-- START --

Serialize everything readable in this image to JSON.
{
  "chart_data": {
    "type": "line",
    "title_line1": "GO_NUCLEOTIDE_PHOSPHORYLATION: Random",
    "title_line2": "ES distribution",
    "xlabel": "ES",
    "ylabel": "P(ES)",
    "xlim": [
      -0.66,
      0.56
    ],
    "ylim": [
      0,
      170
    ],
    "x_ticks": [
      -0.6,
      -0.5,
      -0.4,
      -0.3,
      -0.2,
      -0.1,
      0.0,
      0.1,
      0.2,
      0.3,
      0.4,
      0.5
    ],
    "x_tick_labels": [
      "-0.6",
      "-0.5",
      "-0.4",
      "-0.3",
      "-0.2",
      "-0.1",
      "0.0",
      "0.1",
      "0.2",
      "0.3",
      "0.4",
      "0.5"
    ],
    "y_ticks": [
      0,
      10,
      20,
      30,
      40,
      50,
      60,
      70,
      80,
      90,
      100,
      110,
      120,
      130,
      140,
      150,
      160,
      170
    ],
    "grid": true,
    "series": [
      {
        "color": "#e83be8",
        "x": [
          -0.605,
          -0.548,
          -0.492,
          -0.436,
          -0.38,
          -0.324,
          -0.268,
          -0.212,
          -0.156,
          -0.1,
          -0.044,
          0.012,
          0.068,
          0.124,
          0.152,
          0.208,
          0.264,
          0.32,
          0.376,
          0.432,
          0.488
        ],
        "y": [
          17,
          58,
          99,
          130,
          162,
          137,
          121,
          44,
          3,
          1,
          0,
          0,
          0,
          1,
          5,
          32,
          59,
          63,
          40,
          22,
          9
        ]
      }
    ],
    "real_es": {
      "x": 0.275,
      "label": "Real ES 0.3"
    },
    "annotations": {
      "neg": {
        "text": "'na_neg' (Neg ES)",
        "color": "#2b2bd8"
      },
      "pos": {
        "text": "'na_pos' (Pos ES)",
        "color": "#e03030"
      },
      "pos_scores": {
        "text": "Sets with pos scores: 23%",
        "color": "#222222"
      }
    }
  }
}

-- END --

Exercise details:
Extract all lines as given.

Right answer:
Serialize everything readable in this image to JSON.
{
  "chart_data": {
    "type": "line",
    "title_line1": "GO_NUCLEOTIDE_PHOSPHORYLATION: Random",
    "title_line2": "ES distribution",
    "xlabel": "ES",
    "ylabel": "P(ES)",
    "xlim": [
      -0.66,
      0.56
    ],
    "ylim": [
      0,
      170
    ],
    "x_ticks": [
      -0.6,
      -0.5,
      -0.4,
      -0.3,
      -0.2,
      -0.1,
      0.0,
      0.1,
      0.2,
      0.3,
      0.4,
      0.5
    ],
    "x_tick_labels": [
      "-0.6",
      "-0.5",
      "-0.4",
      "-0.3",
      "-0.2",
      "-0.1",
      "0.0",
      "0.1",
      "0.2",
      "0.3",
      "0.4",
      "0.5"
    ],
    "y_ticks": [
      0,
      10,
      20,
      30,
      40,
      50,
      60,
      70,
      80,
      90,
      100,
      110,
      120,
      130,
      140,
      150,
      160,
      170
    ],
    "grid": true,
    "series": [
      {
        "color": "#e83be8",
        "x": [
          -0.605,
          -0.548,
          -0.492,
          -0.436,
          -0.38,
          -0.324,
          -0.268,
          -0.212,
          -0.156,
          -0.1,
          -0.044,
          0.012,
          0.068,
          0.124,
          0.152,
          0.208,
          0.264,
          0.32,
          0.376,
          0.432,
          0.488
        ],
        "y": [
          17,
          58,
          99,
          130,
          162,
          137,
          121,
          44,
          3,
          1,
          0,
          0,
          0,
          1,
          5,
          32,
          59,
          63,
          40,
          22,
          9
        ]
      }
    ],
    "real_es": {
      "x": 0.275,
      "label": "Real ES 0.3"
    },
    "annotations": {
      "neg": {
        "text": "'na_neg' (Neg ES)",
        "color": "#2b2bd8"
      },
      "pos": {
        "text": "'na_pos' (Pos ES)",
        "color": "#e03030"
      },
      "pos_scores": {
        "text": "Sets with pos scores: 23%",
        "color": "#222222"
      }
    }
  }
}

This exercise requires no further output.